PROBLEM TO WORK ON
Return every row that contains the string "exclamation", matching case exactly.

DATASET CONTENT

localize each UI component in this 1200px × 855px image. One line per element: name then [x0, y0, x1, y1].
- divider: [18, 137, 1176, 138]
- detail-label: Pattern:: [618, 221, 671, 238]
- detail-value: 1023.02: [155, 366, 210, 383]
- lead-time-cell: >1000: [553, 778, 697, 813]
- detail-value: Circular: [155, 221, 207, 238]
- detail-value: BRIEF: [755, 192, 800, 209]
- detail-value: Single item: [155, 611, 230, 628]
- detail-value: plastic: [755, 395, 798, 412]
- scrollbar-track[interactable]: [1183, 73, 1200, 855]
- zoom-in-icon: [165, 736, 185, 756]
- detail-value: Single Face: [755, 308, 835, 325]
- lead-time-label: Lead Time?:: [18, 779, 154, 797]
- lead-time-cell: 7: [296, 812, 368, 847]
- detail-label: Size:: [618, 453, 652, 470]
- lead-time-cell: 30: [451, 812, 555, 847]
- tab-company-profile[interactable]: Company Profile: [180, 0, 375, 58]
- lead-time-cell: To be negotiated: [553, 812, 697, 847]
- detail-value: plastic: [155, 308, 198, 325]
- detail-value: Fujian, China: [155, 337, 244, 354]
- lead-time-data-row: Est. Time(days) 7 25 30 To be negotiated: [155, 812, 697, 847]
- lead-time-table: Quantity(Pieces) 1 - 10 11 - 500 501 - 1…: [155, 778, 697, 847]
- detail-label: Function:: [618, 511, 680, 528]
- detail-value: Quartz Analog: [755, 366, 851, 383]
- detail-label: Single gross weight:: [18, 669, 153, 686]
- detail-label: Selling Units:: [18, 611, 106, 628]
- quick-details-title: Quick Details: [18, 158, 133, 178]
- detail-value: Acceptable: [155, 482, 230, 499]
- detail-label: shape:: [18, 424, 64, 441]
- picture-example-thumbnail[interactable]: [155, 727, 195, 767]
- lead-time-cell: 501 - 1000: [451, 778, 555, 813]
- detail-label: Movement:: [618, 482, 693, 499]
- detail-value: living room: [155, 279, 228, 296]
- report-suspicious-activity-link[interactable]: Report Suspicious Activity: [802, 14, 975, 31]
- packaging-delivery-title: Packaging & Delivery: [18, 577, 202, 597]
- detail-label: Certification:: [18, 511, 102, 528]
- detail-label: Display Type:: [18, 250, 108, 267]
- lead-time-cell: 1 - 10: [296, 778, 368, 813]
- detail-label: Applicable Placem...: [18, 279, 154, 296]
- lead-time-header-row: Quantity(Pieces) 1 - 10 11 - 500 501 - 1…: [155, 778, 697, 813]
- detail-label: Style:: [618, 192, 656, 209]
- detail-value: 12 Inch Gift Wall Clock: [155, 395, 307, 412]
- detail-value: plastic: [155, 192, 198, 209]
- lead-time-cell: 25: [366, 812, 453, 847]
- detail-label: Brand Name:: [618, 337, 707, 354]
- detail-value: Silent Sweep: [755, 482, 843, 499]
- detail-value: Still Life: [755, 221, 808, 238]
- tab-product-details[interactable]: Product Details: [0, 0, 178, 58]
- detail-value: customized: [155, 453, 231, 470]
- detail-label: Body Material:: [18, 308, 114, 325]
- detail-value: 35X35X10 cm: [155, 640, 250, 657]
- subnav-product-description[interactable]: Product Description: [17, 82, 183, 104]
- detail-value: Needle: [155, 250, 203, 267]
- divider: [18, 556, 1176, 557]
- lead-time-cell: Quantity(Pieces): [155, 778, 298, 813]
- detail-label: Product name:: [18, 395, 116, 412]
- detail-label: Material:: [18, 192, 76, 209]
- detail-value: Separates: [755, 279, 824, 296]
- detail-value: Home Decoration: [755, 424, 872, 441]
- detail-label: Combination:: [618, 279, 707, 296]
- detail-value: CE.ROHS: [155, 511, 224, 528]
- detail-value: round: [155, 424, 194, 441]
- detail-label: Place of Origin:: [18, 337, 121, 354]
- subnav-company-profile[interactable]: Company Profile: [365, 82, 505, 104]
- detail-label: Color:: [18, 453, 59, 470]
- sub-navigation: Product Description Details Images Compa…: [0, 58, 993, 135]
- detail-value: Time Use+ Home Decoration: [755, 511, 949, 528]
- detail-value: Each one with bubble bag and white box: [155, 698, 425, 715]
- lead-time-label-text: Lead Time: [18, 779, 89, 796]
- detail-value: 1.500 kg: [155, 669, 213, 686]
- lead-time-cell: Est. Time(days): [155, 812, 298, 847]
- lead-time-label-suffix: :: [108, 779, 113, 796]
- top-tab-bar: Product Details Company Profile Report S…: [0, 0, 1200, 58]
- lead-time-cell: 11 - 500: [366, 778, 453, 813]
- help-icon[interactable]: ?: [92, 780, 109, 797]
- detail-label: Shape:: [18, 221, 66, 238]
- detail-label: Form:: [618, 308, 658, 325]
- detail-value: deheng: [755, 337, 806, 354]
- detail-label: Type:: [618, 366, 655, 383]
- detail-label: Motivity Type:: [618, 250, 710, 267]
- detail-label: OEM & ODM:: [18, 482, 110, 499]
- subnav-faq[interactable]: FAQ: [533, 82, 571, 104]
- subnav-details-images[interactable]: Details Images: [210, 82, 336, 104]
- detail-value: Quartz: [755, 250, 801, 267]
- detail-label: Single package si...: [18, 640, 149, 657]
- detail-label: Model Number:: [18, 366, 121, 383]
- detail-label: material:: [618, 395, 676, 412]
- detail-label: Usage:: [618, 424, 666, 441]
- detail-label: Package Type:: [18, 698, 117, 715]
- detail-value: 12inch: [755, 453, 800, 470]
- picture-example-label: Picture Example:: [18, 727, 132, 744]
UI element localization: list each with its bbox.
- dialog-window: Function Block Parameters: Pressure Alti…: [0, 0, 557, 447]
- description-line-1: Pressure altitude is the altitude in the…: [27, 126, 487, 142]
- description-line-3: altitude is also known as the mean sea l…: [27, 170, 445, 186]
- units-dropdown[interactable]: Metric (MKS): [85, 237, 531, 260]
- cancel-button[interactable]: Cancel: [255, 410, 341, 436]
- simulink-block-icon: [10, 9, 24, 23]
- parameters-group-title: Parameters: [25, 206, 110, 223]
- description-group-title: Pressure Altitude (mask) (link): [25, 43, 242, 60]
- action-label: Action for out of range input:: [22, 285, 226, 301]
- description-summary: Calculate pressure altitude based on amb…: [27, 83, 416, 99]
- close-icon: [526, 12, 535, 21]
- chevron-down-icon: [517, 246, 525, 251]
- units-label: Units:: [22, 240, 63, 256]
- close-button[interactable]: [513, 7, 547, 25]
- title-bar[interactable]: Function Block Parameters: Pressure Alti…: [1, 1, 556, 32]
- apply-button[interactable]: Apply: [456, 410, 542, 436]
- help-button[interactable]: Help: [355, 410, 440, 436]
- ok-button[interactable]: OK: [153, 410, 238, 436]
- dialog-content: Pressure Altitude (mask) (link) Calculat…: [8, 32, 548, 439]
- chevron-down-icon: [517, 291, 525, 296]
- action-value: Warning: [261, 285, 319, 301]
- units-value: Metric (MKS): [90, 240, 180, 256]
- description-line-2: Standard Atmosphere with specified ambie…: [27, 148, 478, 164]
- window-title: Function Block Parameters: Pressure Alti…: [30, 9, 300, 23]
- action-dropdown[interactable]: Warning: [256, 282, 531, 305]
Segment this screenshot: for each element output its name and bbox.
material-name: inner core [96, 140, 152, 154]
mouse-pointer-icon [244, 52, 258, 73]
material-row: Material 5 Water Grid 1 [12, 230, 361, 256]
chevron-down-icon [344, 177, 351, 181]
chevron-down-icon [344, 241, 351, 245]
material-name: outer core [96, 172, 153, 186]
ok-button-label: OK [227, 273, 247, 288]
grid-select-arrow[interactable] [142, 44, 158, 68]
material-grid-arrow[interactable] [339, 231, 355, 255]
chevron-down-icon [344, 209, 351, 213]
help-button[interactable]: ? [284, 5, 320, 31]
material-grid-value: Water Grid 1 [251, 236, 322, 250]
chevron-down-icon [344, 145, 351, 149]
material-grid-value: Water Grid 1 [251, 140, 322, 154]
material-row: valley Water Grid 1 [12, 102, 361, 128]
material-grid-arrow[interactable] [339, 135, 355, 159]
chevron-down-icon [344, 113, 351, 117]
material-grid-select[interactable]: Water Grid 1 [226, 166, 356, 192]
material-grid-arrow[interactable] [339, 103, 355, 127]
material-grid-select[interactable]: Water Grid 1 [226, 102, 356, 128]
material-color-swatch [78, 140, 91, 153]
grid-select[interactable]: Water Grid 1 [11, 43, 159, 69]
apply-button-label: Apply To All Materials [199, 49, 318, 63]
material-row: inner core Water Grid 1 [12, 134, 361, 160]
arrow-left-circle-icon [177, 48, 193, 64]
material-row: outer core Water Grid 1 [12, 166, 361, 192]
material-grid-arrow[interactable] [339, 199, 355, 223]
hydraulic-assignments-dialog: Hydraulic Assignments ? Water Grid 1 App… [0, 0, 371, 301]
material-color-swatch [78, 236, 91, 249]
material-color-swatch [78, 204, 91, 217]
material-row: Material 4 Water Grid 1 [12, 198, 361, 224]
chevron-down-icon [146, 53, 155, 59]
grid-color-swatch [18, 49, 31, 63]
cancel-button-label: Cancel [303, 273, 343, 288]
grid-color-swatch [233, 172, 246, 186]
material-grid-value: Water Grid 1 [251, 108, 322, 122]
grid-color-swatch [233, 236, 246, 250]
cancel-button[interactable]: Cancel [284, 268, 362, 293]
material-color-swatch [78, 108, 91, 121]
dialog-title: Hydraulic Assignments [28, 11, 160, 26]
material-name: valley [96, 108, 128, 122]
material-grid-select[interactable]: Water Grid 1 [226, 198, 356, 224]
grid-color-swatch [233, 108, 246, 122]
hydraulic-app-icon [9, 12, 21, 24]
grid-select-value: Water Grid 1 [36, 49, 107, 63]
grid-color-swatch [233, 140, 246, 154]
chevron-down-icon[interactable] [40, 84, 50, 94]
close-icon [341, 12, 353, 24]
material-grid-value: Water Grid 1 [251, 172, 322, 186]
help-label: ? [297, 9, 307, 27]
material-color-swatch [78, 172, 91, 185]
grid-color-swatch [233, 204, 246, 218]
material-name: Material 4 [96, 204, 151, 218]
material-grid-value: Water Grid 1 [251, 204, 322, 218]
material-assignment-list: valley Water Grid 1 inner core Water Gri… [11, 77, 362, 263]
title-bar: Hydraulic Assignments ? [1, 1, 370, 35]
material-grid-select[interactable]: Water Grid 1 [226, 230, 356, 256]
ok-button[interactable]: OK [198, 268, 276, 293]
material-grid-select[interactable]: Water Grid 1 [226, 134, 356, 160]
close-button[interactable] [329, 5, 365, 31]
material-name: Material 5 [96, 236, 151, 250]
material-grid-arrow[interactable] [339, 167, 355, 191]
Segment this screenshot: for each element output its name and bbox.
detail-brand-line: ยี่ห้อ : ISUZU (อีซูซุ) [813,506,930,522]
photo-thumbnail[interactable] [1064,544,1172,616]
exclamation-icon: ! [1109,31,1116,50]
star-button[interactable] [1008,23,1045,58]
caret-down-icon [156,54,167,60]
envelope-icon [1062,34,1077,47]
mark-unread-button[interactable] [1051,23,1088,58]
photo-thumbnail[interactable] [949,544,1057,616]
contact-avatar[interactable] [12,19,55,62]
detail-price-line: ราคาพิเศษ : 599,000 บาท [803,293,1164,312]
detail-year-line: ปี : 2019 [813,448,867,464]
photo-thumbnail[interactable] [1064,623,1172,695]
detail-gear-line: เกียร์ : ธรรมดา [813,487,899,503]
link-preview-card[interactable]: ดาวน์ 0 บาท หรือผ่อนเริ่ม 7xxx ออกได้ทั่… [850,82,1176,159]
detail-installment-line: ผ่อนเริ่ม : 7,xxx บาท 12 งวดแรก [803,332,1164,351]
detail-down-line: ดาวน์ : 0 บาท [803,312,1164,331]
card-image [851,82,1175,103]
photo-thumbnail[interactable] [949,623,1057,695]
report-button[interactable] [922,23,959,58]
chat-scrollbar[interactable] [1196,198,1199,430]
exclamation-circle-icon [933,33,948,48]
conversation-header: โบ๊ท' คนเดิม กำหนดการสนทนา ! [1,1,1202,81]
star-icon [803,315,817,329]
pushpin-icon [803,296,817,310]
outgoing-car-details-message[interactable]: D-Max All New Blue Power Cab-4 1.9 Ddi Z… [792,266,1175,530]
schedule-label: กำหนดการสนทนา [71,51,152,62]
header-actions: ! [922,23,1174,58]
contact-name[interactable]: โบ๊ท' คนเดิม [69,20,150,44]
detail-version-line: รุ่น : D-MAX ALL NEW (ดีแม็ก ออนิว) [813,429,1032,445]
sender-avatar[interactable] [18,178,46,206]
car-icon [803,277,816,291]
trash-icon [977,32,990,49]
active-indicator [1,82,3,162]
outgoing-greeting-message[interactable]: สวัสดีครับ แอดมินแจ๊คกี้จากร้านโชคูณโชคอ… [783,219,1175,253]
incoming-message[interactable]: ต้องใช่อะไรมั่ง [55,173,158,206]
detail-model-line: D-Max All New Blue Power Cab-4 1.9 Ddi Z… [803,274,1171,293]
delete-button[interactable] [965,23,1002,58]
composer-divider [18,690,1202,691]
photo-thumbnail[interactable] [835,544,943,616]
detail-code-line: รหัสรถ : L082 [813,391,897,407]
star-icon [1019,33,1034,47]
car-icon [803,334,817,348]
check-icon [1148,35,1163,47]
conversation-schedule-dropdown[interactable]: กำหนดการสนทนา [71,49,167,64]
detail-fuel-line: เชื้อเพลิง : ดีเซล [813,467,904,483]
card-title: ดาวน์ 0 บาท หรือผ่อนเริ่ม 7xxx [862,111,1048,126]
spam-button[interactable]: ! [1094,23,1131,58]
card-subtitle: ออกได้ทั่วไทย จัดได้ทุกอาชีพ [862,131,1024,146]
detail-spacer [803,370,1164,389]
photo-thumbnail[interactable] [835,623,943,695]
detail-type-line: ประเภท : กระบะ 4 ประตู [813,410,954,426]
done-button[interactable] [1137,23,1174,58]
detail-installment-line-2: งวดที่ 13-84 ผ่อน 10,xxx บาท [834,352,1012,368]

RESULT
exclamation-icon: ! [1109,31,1116,50]
exclamation-circle-icon [933,33,948,48]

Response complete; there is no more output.